Page extract:
Can you imagine in a civilised world like ours, today … the inhumanity of the acts of the Fulani herdsmen? They catch old men, pregnant women, young children. Some slaughter them like you do with animals. Others rip open the wombs of pregnant women and remove foetuses and chuck them on the ground. Can you imagine that? That level of inhumanity?

The government presence in their areas, through the police and army, immobilises them and is giving them the false hope that they are there to protect them. This, however, is not so. The truth is that the government is there to abet whatever the Fulani herdsmen want to do. So this is where the problem lies. The bigger problem is that this narrative does not come from the victims. It is concocted and propagated by those who are in a position to protect the people but are not doing it.

Can you imagine in a civilised world like ours, today … the inhumanity of the acts of the Fulani herdsmen? They catch old men, pregnant women, young children. Some slaughter them like you do with animals. Others rip open the wombs of pregnant women and remove foetuses and chuck them on the ground. Can you imagine that? That level of inhumanity? Cruelty?

Short task 1: Could you copy out everything in the listing from the line containing "List all visible" down to the line containing "site-row[interactable] (0, 358, 620, 414)", both ends included, leaving out the picture?

Entries shown:
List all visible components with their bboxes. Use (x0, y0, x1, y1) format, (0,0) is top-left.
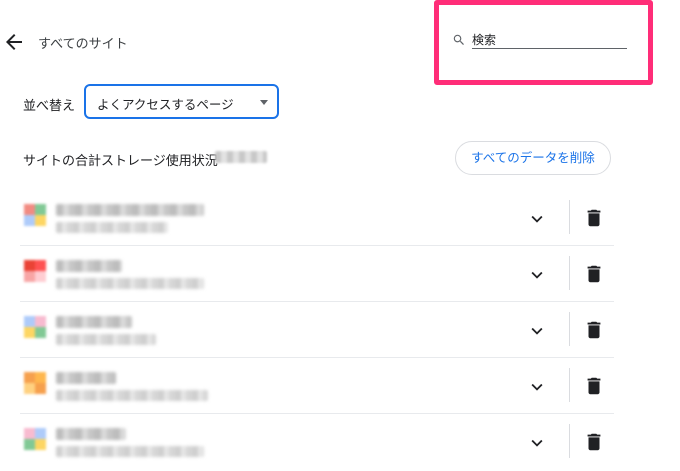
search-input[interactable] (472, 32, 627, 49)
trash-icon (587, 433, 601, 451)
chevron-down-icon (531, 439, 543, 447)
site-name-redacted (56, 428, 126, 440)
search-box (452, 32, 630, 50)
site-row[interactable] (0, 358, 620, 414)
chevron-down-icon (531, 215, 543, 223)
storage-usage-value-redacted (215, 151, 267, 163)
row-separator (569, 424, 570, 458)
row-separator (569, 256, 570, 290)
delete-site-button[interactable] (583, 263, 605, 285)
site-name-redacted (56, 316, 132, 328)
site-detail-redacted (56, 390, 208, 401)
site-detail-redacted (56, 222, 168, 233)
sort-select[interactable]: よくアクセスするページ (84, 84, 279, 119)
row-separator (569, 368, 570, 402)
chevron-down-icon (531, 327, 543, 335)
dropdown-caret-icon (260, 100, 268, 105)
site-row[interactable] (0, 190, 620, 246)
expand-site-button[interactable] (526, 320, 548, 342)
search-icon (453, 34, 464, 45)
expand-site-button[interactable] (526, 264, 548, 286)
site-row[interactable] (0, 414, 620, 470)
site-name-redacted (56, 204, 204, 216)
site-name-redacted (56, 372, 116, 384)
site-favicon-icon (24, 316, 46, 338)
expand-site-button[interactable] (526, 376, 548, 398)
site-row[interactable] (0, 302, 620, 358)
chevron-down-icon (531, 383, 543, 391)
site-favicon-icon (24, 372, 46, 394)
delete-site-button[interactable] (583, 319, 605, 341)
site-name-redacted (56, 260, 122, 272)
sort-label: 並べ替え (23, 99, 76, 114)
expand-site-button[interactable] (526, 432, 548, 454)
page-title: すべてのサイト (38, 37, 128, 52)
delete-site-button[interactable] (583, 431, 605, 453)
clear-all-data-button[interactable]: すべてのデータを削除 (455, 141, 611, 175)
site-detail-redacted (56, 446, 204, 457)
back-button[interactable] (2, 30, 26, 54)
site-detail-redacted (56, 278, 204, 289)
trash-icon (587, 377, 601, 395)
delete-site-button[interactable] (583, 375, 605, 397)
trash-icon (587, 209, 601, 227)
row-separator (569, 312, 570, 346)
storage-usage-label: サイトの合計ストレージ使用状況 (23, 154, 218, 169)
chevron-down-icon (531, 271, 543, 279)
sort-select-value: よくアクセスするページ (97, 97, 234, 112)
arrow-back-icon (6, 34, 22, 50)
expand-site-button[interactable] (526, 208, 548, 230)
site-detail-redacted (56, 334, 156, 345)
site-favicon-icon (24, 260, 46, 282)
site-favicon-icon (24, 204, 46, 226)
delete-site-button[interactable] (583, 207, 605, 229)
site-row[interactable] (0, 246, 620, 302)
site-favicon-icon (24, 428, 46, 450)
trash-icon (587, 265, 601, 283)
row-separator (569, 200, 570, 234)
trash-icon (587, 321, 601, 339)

...

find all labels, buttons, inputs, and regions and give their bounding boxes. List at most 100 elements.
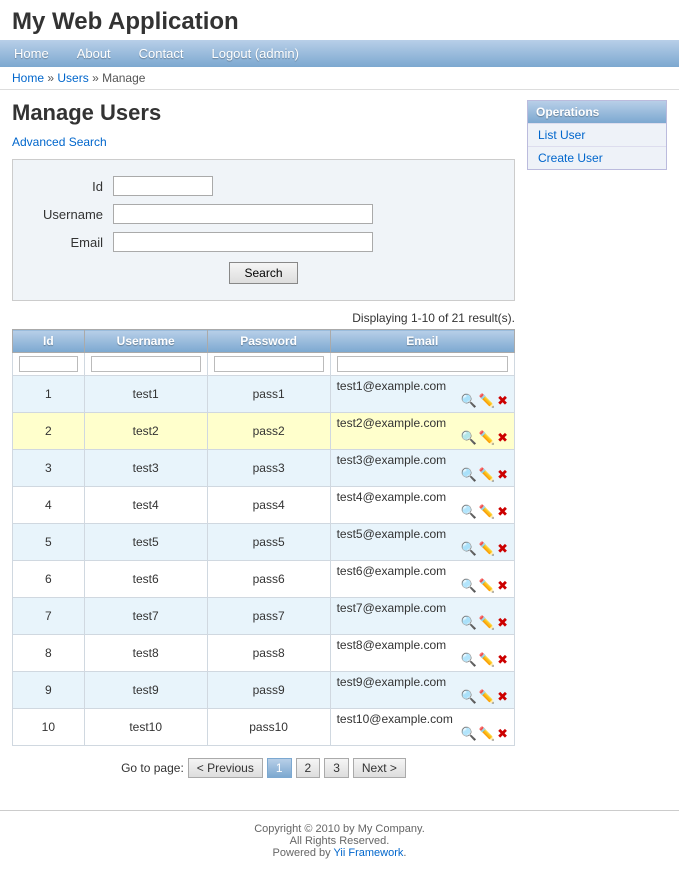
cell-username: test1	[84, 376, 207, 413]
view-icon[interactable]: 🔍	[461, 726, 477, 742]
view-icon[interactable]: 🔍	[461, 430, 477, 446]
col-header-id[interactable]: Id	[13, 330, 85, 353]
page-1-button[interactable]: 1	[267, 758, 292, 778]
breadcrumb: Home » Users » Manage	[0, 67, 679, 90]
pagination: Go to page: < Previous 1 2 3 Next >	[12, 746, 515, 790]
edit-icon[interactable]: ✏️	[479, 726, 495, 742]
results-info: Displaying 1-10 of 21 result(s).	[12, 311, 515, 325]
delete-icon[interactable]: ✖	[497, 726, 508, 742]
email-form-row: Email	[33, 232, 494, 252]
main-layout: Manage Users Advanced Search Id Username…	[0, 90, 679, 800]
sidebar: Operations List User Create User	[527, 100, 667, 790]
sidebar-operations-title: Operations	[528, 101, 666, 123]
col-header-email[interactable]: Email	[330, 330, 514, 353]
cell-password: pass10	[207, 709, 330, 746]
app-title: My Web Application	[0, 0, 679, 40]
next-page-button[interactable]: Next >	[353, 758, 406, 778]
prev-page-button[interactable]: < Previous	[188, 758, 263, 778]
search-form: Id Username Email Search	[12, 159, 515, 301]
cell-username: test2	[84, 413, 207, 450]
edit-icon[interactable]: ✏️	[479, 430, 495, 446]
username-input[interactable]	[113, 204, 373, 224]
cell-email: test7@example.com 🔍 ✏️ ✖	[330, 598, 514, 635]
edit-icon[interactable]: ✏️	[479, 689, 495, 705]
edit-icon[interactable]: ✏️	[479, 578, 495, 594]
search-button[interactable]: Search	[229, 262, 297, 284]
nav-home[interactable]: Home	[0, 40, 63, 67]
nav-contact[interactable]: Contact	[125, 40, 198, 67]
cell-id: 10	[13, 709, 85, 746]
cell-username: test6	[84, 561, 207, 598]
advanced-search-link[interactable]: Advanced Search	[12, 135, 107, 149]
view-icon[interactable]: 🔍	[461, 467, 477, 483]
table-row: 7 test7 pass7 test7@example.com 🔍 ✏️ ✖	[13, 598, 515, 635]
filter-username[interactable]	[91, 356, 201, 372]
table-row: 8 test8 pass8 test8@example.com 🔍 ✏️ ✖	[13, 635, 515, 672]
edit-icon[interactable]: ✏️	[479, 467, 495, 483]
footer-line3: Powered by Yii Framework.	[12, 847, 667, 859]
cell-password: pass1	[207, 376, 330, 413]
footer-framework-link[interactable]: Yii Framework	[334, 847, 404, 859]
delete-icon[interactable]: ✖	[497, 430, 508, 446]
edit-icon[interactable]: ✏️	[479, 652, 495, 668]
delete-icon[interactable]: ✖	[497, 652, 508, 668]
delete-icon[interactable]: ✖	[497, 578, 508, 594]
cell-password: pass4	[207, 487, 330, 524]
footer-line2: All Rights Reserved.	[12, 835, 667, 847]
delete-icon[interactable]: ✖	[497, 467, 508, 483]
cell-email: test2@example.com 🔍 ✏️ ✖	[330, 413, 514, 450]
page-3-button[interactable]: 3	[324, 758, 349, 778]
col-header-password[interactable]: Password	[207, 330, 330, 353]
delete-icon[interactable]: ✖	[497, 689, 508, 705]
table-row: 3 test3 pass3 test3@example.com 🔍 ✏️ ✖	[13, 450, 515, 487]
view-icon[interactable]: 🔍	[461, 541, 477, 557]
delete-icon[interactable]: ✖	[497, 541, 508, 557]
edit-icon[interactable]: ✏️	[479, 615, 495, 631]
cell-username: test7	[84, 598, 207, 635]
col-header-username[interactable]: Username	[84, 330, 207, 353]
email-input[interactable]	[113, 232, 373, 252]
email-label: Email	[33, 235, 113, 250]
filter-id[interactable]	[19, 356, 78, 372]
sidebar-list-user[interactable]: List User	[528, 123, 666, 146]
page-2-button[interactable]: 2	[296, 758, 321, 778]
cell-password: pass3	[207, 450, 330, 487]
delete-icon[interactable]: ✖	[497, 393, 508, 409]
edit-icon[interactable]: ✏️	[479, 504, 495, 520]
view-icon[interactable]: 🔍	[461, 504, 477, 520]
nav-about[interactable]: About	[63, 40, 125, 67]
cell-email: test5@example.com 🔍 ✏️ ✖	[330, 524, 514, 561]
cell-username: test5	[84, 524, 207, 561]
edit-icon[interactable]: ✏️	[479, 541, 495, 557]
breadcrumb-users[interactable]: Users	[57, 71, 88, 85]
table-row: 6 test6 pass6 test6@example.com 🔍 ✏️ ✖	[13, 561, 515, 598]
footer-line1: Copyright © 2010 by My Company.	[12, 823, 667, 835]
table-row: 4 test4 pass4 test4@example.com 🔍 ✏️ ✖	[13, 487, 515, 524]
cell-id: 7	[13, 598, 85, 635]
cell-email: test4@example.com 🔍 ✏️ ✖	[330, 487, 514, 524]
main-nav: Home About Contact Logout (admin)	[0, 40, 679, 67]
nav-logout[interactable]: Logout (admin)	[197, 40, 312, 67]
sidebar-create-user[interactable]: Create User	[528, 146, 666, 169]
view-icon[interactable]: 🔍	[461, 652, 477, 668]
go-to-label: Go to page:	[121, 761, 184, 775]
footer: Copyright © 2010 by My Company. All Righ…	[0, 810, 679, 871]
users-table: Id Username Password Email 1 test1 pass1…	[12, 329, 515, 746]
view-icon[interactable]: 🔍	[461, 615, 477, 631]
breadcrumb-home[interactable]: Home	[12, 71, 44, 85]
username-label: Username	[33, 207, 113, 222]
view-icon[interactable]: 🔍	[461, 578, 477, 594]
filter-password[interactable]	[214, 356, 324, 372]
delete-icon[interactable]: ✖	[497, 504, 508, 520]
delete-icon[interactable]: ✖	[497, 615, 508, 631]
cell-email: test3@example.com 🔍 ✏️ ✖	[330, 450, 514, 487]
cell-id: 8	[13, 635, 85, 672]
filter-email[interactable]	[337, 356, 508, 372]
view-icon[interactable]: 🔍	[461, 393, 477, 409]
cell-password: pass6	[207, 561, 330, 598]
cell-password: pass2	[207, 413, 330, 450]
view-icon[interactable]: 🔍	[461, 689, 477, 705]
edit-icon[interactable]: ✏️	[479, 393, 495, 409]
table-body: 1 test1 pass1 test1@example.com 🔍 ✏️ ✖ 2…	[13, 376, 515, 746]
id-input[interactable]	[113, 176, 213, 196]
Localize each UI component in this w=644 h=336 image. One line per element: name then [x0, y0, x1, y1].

--

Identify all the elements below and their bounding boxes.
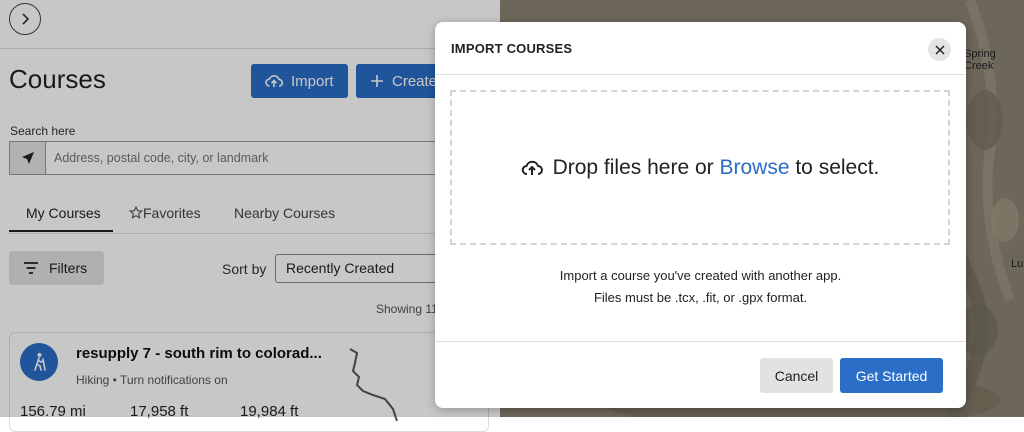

Short task 2: Can you condense the paragraph beginning "The government presence in their areas" in the herdsmen extract into a short list of its main points?

Full answer 1:
List all visible components with their bboxes. Use (x0, y0, x1, y1) format, (0,0) is top-left.
search-input[interactable] (472, 32, 627, 49)
trash-icon (587, 433, 601, 451)
chevron-down-icon (531, 439, 543, 447)
site-name-redacted (56, 428, 126, 440)
search-box (452, 32, 630, 50)
site-row[interactable] (0, 358, 620, 414)

Full answer 2:
- The presence of police and army in their areas immobilizes the people and gives them the false hope that they are there to protect them.
- In truth, the government is there to abet whatever the Fulani herdsmen want to do, and this is where the problem lies.
- The bigger problem is that this narrative does not come from the victims. It is concocted and spread by those in a position to protect the people who are not doing it.